Write the entries out again exactly as they stand, but without the pictures.

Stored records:
┌──

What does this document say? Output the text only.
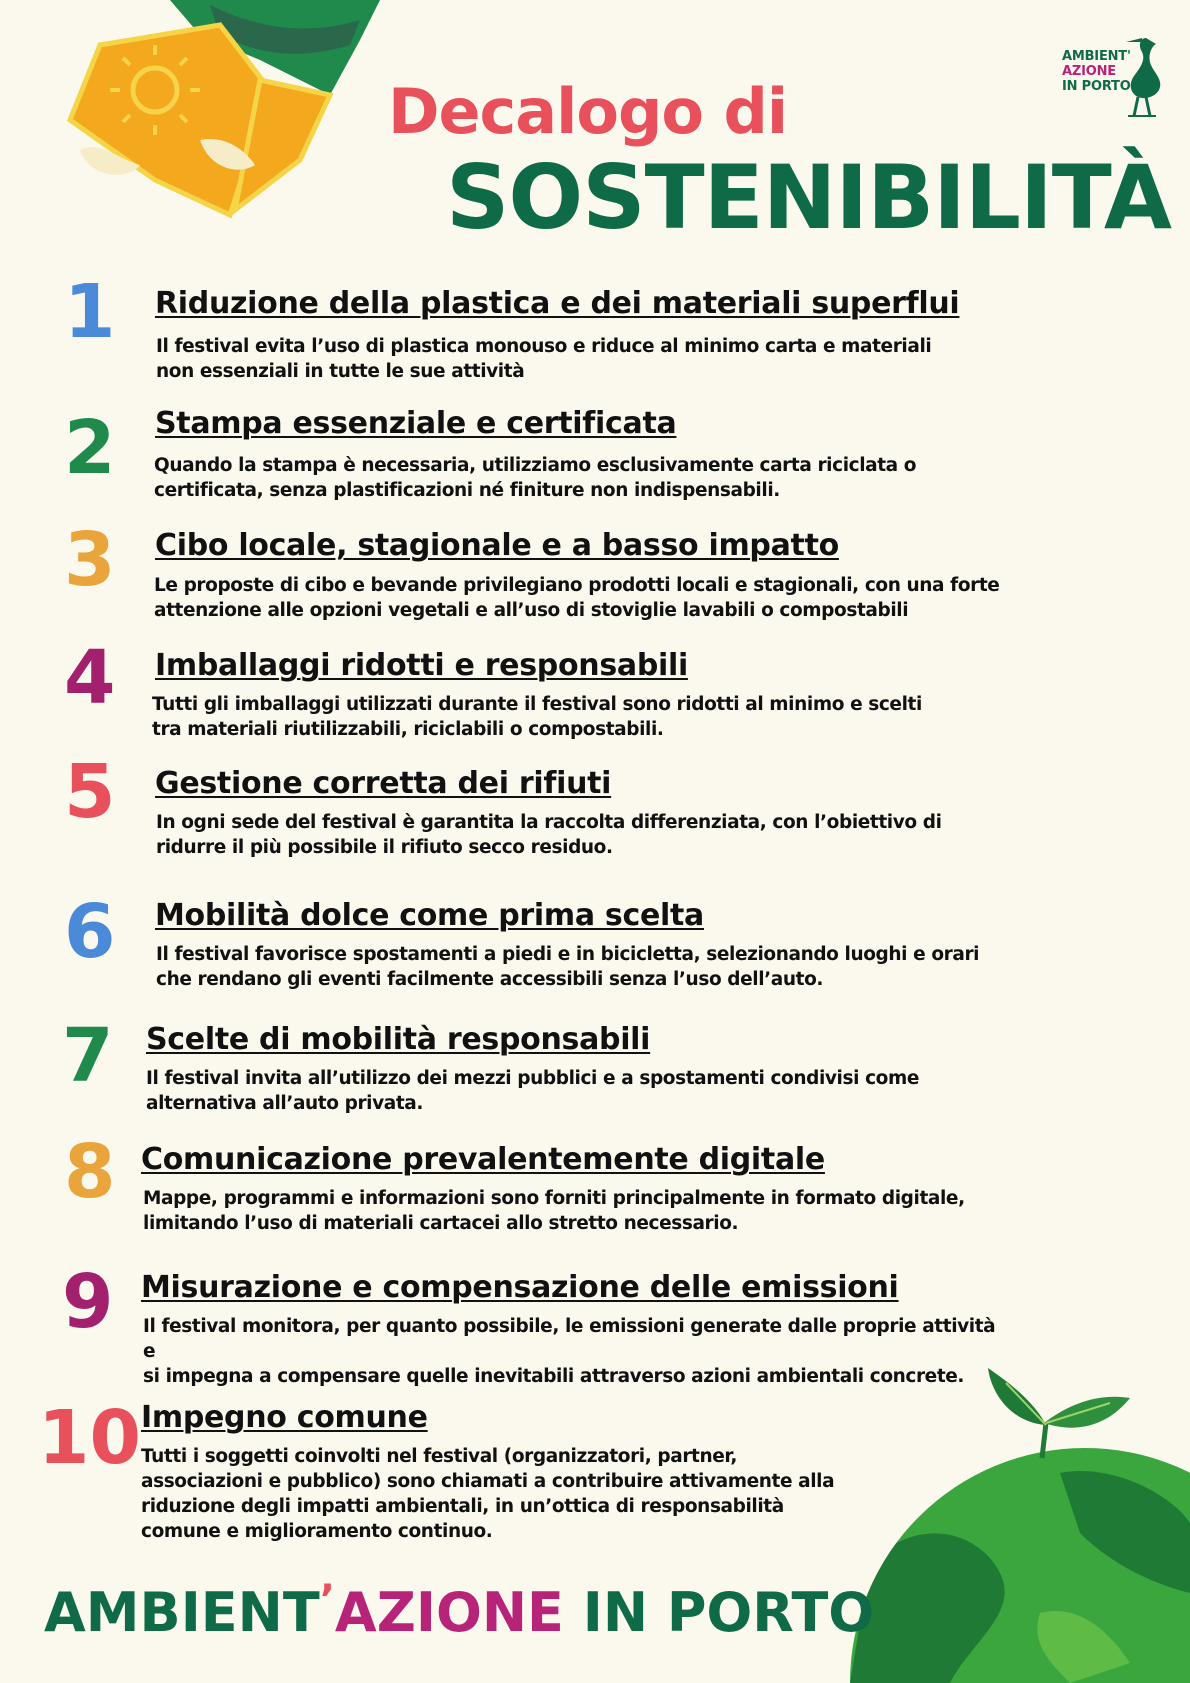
AMBIENT'
AZIONE
IN PORTO
Decalogo di
SOSTENIBILITÀ
1 Riduzione della plastica e dei materiali superflui

Il festival evita l’uso di plastica monouso e riduce al minimo carta e materiali
non essenziali in tutte le sue attività

2 Stampa essenziale e certificata

Quando la stampa è necessaria, utilizziamo esclusivamente carta riciclata o
certificata, senza plastificazioni né finiture non indispensabili.

3 Cibo locale, stagionale e a basso impatto

Le proposte di cibo e bevande privilegiano prodotti locali e stagionali, con una forte
attenzione alle opzioni vegetali e all’uso di stoviglie lavabili o compostabili

4 Imballaggi ridotti e responsabili

Tutti gli imballaggi utilizzati durante il festival sono ridotti al minimo e scelti
tra materiali riutilizzabili, riciclabili o compostabili.

5 Gestione corretta dei rifiuti

In ogni sede del festival è garantita la raccolta differenziata, con l’obiettivo di
ridurre il più possibile il rifiuto secco residuo.

6 Mobilità dolce come prima scelta

Il festival favorisce spostamenti a piedi e in bicicletta, selezionando luoghi e orari
che rendano gli eventi facilmente accessibili senza l’uso dell’auto.

7 Scelte di mobilità responsabili

Il festival invita all’utilizzo dei mezzi pubblici e a spostamenti condivisi come
alternativa all’auto privata.

8 Comunicazione prevalentemente digitale

Mappe, programmi e informazioni sono forniti principalmente in formato digitale,
limitando l’uso di materiali cartacei allo stretto necessario.

9 Misurazione e compensazione delle emissioni

Il festival monitora, per quanto possibile, le emissioni generate dalle proprie attività e
si impegna a compensare quelle inevitabili attraverso azioni ambientali concrete.

10 Impegno comune

Tutti i soggetti coinvolti nel festival (organizzatori, partner,
associazioni e pubblico) sono chiamati a contribuire attivamente alla
riduzione degli impatti ambientali, in un’ottica di responsabilità
comune e miglioramento continuo.

AMBIENT’AZIONE IN PORTO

└──

• Written answer
What does this document say? Output the text only.
AMBIENT'
AZIONE
IN PORTO
Decalogo di
SOSTENIBILITÀ
1 Riduzione della plastica e dei materiali superflui

Il festival evita l’uso di plastica monouso e riduce al minimo carta e materiali
non essenziali in tutte le sue attività

2 Stampa essenziale e certificata

Quando la stampa è necessaria, utilizziamo esclusivamente carta riciclata o
certificata, senza plastificazioni né finiture non indispensabili.

3 Cibo locale, stagionale e a basso impatto

Le proposte di cibo e bevande privilegiano prodotti locali e stagionali, con una forte
attenzione alle opzioni vegetali e all’uso di stoviglie lavabili o compostabili

4 Imballaggi ridotti e responsabili

Tutti gli imballaggi utilizzati durante il festival sono ridotti al minimo e scelti
tra materiali riutilizzabili, riciclabili o compostabili.

5 Gestione corretta dei rifiuti

In ogni sede del festival è garantita la raccolta differenziata, con l’obiettivo di
ridurre il più possibile il rifiuto secco residuo.

6 Mobilità dolce come prima scelta

Il festival favorisce spostamenti a piedi e in bicicletta, selezionando luoghi e orari
che rendano gli eventi facilmente accessibili senza l’uso dell’auto.

7 Scelte di mobilità responsabili

Il festival invita all’utilizzo dei mezzi pubblici e a spostamenti condivisi come
alternativa all’auto privata.

8 Comunicazione prevalentemente digitale

Mappe, programmi e informazioni sono forniti principalmente in formato digitale,
limitando l’uso di materiali cartacei allo stretto necessario.

9 Misurazione e compensazione delle emissioni

Il festival monitora, per quanto possibile, le emissioni generate dalle proprie attività e
si impegna a compensare quelle inevitabili attraverso azioni ambientali concrete.

10 Impegno comune

Tutti i soggetti coinvolti nel festival (organizzatori, partner,
associazioni e pubblico) sono chiamati a contribuire attivamente alla
riduzione degli impatti ambientali, in un’ottica di responsabilità
comune e miglioramento continuo.

AMBIENT’AZIONE IN PORTO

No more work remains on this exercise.